7.2 Rambus Indemnification Disclaimer. Rambus disclaims and
---------------------------------
shall have no obligation of defense, contribution, or indemnity
with respect to any actual or alleged intellectual property
infringement with respect to the Rambus Interface Technology,
Rambus-1 Interface Specification, Rambus-D Interface
Specification, or otherwise arising out of this Agreement. Rambus
shall have no liability arising out of any such actual or alleged
intellectual property infringement. Intel, however, shall
promptly notify Rambus, in writing, of each such infringement
claim of which Intel becomes aware, and Intel shall cooperate
with Rambus if Rambus desires to intervene in any such
infringement action against Intel.
7.3 Intel Indemnification Disclaimer. Intel disclaims and shall
--------------------------------
have no obligation of defense, contribution, or indemnity with
respect to any actual or alleged intellectual property
infringement with respect to the Applicable Intel Intellectual
Property Rights or otherwise arising out of this Agreement. Intel
shall have no liability arising out of any such actual or alleged
intellectual property infringement. Rambus, however, shall
promptly notify Intel, in writing, of each such infringement
claim of which Rambus becomes aware, and Rambus shall cooperate
with Intel if Intel desires to intervene in any such infringement
action against Rambus.

## Stored rows
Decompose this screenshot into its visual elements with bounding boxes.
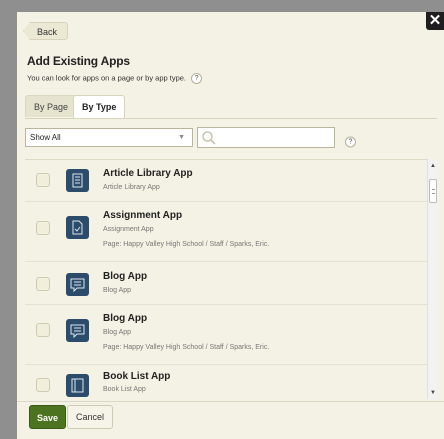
list-item[interactable]: Book List App Book List App <box>25 366 435 399</box>
list-scrollbar[interactable]: ▲ ▼ <box>427 159 437 399</box>
app-name: Blog App <box>103 271 148 282</box>
app-type: Assignment App <box>103 226 154 233</box>
tab-divider <box>25 118 437 119</box>
modal-overlay: Back Add Existing Apps You can look for … <box>0 0 444 439</box>
subtitle-text: You can look for apps on a page or by ap… <box>27 73 187 83</box>
list-item[interactable]: Article Library App Article Library App <box>25 160 435 202</box>
back-button[interactable]: Back <box>23 22 69 40</box>
save-button[interactable]: Save <box>29 405 67 429</box>
tab-by-type[interactable]: By Type <box>73 95 126 119</box>
app-type-select[interactable]: Show All ▼ <box>25 128 193 147</box>
app-name: Assignment App <box>103 210 183 221</box>
list-item[interactable]: Blog App Blog App <box>25 263 435 305</box>
app-checkbox[interactable] <box>36 277 50 291</box>
app-checkbox[interactable] <box>36 221 50 235</box>
app-type: Blog App <box>103 287 132 294</box>
search-help-icon[interactable]: ? <box>345 136 356 148</box>
blog-icon <box>66 273 89 296</box>
search-input[interactable] <box>197 127 335 148</box>
app-name: Book List App <box>103 371 171 382</box>
app-checkbox[interactable] <box>36 378 50 392</box>
scroll-down-arrow-icon[interactable]: ▼ <box>428 390 438 396</box>
app-name: Blog App <box>103 313 148 324</box>
article-library-icon <box>66 169 89 192</box>
select-value: Show All <box>30 133 61 142</box>
app-name: Article Library App <box>103 168 193 179</box>
tab-by-page[interactable]: By Page <box>25 95 78 117</box>
dialog-title: Add Existing Apps <box>27 54 130 68</box>
app-type: Article Library App <box>103 184 160 191</box>
footer-divider <box>17 401 444 402</box>
app-page-path: Page: Happy Valley High School / Staff /… <box>103 241 270 248</box>
blog-icon <box>66 319 89 342</box>
close-icon[interactable]: ✕ <box>426 12 444 30</box>
assignment-icon <box>66 216 89 239</box>
app-type: Blog App <box>103 329 132 336</box>
list-item[interactable]: Assignment App Assignment App Page: Happ… <box>25 203 435 262</box>
app-type: Book List App <box>103 386 146 393</box>
app-checkbox[interactable] <box>36 173 50 187</box>
grip-icon <box>432 189 435 194</box>
scroll-thumb[interactable] <box>429 179 437 203</box>
dialog-subtitle: You can look for apps on a page or by ap… <box>27 73 203 84</box>
add-existing-apps-dialog: Back Add Existing Apps You can look for … <box>17 12 444 439</box>
app-checkbox[interactable] <box>36 323 50 337</box>
book-list-icon <box>66 374 89 397</box>
app-page-path: Page: Happy Valley High School / Staff /… <box>103 344 270 351</box>
apps-list: Article Library App Article Library App … <box>25 159 435 399</box>
search-icon <box>202 131 216 145</box>
cancel-button[interactable]: Cancel <box>67 405 114 429</box>
help-icon[interactable]: ? <box>191 73 203 84</box>
chevron-down-icon: ▼ <box>178 134 185 141</box>
scroll-up-arrow-icon[interactable]: ▲ <box>428 163 438 169</box>
list-item[interactable]: Blog App Blog App Page: Happy Valley Hig… <box>25 306 435 365</box>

## Task instructions
1 > List the technology and specifications named in section 7.2 of the indemnification disclaimers.
2 > Update the indemnification disclaimers by writing out everything from "7.2 Rambus Indemnification" down to "action against Intel.", with "Rambus Interface Technology" replaced by "Rambus Memory Interface Technology".
3 > Write what comes next in the indemnification disclaimers, starting after their last sentence.
The records are separate material with no connection to the indemnification disclaimers.

## Results in order
1 > Rambus Interface Technology, Rambus-1 Interface Specification, Rambus-D Interface Specification

2 >
7.2 Rambus Indemnification Disclaimer. Rambus disclaims and
---------------------------------
shall have no obligation of defense, contribution, or indemnity
with respect to any actual or alleged intellectual property
infringement with respect to the Rambus Memory Interface Technology,
Rambus-1 Interface Specification, Rambus-D Interface
Specification, or otherwise arising out of this Agreement. Rambus
shall have no liability arising out of any such actual or alleged
intellectual property infringement. Intel, however, shall
promptly notify Rambus, in writing, of each such infringement
claim of which Intel becomes aware, and Intel shall cooperate
with Rambus if Rambus desires to intervene in any such
infringement action against Intel.

3 >
SECTION 8
8. LIMITATION OF LIABILITY
-----------------------
IN NO EVENT SHALL EITHER PARTY BE LIABLE FOR ANY SPECIAL,
CONSEQUENTIAL, INDIRECT, OR INCIDENTAL DAMAGES, HOWEVER CAUSED, ON ANY
THEORY OF LIABILITY AND WHETHER OR NOT SUCH PARTY HAS BEEN ADVISED OF
THE POSSIBILITY OF SUCH DAMAGES, ARISING IN ANY WAY OUT OF THIS
AGREEMENT OR THE DESIGNS, TECHNOLOGY OR PRODUCTS LICENSED OR OTHERWISE
PROVIDED PURSUANT TO THIS AGREEMENT. IN NO EVENT WILL RAMBUS' LIABILITY
ARISING OUT OF THIS AGREEMENT EXCEED THE FEES, ROYALTIES, AND OTHER
AMOUNTS RECEIVED BY RAMBUS HEREUNDER. IN NO EVENT WILL INTEL'S
LIABILITY ARISING OUT OF THIS AGREEMENT EXCEED THE FEES, ROYALTIES, AND
OTHER AMOUNTS PAID OR
-24-
PAYABLE BY INTEL HEREUNDER, PROVIDED, HOWEVER, THAT THIS MAXIMUM
LIABILITY OF INTEL SHALL BE IN ADDITION TO INTEL'S OBLIGATION TO PAY
ALL FEES, ROYALTIES, AND OTHER AMOUNTS PAYABLE, BUT UNPAID, BY INTEL.
THESE LIMITATIONS, HOWEVER, SHALL NOT APPLY TO INFRINGEMENT OF THE
OTHER PARTY'S INTELLECTUAL PROPERTY RIGHTS OR BREACHES OF SECTION 6
HEREOF.
SECTION 9
9. TERM AND TERMINATION
--------------------
9.1 Term. The term of this Agreement shall commence as of
----
the Effective Date and, unless and until terminated hereunder,
shall continue until the expiration of the last to expire
Rambus patent within the Rambus Intellectual Property Rights.
9.2 Termination.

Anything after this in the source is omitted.